— START Records shown —

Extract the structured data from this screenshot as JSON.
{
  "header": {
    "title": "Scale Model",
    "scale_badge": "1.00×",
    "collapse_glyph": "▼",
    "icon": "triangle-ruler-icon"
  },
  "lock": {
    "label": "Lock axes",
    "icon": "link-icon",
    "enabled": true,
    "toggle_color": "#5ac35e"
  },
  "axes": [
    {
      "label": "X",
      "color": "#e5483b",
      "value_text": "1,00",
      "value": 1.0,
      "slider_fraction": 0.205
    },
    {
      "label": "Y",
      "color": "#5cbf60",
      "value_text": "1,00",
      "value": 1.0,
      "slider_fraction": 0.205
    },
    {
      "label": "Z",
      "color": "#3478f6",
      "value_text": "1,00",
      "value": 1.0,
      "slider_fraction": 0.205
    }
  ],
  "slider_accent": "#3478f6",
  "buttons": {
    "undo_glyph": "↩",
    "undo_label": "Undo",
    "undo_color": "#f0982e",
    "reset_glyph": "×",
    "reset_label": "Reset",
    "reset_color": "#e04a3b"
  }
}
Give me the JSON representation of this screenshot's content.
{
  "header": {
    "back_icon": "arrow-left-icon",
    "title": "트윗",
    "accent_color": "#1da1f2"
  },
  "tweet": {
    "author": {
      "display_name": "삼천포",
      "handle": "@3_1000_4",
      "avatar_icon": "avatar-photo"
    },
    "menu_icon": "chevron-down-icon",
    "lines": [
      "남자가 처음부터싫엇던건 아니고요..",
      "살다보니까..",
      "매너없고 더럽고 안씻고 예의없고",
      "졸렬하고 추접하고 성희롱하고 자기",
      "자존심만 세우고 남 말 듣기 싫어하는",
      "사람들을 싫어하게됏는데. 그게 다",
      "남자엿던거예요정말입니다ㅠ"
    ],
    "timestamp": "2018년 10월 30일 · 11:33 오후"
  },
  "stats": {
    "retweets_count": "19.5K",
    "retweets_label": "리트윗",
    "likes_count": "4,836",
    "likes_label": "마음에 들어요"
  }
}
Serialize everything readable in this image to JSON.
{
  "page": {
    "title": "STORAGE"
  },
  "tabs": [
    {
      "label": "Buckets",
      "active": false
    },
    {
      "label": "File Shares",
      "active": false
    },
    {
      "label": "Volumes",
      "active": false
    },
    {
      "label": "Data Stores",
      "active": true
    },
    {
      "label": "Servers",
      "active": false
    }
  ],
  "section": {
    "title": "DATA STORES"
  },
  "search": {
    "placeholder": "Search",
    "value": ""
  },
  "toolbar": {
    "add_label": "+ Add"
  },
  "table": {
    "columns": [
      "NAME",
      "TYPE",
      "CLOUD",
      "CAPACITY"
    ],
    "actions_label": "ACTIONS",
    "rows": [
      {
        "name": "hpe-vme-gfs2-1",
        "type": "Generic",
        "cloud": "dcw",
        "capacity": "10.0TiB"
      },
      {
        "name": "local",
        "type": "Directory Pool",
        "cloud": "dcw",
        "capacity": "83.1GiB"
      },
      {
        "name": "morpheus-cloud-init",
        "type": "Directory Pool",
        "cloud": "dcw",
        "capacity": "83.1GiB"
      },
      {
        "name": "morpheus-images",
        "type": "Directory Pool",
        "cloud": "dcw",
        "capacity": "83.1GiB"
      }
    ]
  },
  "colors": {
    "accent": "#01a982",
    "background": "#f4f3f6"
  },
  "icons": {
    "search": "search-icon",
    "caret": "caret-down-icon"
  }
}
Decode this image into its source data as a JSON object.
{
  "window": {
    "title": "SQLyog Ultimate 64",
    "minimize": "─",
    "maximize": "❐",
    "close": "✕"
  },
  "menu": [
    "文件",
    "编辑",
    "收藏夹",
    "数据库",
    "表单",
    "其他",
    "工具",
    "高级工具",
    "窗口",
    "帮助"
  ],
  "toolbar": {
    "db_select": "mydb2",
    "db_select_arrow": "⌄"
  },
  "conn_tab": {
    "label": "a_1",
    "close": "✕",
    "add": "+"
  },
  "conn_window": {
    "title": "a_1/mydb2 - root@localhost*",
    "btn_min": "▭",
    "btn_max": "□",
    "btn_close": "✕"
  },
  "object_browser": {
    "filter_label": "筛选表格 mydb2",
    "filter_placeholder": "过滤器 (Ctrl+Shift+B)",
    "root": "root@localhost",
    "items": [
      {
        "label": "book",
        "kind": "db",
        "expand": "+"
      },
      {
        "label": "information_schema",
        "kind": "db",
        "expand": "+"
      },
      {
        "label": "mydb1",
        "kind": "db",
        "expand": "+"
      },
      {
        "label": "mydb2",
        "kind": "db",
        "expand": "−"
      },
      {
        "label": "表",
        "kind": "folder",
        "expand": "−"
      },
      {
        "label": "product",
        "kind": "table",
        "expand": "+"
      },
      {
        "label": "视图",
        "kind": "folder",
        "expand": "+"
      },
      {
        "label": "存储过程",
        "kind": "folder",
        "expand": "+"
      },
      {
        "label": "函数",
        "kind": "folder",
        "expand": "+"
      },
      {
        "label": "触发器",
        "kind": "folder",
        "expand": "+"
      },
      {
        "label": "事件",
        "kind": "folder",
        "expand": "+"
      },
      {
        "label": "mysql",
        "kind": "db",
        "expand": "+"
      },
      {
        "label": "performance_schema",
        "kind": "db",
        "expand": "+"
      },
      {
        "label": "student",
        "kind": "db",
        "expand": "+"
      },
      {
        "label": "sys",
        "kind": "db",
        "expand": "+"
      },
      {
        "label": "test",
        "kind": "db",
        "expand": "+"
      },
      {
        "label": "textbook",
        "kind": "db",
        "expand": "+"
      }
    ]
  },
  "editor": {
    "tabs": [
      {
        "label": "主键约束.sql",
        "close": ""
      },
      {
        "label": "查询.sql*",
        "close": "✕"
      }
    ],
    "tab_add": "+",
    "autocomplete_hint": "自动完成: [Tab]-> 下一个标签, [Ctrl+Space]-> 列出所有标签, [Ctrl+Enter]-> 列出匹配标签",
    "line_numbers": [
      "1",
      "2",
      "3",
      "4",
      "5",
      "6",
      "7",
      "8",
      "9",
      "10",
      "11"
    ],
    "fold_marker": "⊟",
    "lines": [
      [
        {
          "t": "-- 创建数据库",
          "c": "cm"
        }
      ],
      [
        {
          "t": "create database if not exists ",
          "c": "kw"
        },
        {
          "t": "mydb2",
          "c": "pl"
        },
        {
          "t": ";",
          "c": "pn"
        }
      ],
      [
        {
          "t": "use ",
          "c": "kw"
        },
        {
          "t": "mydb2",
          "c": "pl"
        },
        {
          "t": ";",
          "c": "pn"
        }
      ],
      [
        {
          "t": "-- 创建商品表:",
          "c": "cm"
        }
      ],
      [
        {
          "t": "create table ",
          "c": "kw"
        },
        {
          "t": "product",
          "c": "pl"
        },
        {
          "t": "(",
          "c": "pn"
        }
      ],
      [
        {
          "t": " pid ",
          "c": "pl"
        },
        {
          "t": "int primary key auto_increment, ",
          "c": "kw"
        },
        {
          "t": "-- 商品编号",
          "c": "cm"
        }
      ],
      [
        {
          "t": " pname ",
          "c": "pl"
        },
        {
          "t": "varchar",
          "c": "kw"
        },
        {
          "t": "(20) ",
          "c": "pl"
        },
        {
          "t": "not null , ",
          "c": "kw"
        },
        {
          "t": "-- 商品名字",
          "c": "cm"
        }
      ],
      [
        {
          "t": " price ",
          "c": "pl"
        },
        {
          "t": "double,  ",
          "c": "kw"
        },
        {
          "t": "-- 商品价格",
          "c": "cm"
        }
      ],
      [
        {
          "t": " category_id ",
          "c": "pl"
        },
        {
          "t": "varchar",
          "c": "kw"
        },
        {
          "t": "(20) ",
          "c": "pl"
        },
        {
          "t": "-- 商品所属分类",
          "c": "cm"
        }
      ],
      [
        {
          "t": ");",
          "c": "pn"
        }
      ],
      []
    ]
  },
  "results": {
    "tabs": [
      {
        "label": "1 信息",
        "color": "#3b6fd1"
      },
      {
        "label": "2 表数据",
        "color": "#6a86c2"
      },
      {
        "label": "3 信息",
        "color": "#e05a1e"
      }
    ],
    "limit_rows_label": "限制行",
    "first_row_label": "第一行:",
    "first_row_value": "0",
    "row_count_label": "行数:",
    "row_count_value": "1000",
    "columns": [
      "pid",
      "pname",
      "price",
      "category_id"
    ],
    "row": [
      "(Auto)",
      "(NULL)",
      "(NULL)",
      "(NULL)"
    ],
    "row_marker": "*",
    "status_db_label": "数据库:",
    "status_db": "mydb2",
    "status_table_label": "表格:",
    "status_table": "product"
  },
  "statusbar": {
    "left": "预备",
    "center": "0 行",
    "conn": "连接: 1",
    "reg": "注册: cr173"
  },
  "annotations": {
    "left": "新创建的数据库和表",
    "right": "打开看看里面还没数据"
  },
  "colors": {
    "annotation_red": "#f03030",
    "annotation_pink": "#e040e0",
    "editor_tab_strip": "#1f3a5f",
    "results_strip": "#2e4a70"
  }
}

— END Records shown —

The problem
Each line containing the word "this" counts once; report the total alone.

Final answer
4